======== Record excerpts
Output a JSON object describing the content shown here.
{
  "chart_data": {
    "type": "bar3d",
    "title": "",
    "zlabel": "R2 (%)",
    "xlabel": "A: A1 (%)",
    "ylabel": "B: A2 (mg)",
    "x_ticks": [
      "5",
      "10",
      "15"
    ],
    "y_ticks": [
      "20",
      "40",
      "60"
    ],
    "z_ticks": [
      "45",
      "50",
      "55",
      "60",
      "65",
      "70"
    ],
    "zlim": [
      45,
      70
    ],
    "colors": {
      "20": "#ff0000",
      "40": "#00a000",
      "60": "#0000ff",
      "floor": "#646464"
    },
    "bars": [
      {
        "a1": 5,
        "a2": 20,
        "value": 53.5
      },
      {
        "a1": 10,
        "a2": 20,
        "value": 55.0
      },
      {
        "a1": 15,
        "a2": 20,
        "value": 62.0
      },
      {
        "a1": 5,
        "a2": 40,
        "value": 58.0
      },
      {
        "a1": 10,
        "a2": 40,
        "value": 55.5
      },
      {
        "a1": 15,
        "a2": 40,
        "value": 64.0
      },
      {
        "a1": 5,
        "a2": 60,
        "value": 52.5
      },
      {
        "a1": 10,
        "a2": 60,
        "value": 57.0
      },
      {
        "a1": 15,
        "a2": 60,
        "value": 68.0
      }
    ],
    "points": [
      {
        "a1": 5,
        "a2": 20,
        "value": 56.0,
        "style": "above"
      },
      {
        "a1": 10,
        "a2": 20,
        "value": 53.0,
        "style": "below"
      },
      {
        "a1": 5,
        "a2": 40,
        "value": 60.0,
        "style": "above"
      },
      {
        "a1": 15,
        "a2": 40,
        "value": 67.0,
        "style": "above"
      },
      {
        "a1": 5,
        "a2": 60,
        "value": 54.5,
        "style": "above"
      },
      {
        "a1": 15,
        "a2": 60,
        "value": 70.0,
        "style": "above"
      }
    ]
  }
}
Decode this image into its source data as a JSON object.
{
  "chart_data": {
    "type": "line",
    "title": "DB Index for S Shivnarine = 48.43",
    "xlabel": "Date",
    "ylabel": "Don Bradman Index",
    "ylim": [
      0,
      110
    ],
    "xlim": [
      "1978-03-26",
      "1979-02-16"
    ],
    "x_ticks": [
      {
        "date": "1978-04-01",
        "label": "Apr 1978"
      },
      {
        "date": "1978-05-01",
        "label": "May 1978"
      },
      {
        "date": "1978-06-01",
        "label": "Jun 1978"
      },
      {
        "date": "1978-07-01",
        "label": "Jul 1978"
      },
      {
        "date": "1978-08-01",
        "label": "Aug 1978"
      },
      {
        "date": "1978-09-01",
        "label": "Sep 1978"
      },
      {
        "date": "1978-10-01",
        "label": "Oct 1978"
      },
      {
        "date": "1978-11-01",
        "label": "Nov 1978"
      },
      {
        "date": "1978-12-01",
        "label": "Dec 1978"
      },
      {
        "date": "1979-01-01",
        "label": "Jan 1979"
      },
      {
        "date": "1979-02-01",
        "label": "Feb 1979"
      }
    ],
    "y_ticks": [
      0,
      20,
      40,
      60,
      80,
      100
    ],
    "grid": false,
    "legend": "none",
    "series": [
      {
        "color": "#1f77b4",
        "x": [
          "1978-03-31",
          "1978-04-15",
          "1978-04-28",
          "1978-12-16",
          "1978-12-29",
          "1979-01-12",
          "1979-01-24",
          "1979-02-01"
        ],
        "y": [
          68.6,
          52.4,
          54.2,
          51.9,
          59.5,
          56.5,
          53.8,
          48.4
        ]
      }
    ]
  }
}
================
Job ->
Leave out every line without the string "object" and copy the rest.

The reply ->
Output a JSON object describing the content shown here.
Decode this image into its source data as a JSON object.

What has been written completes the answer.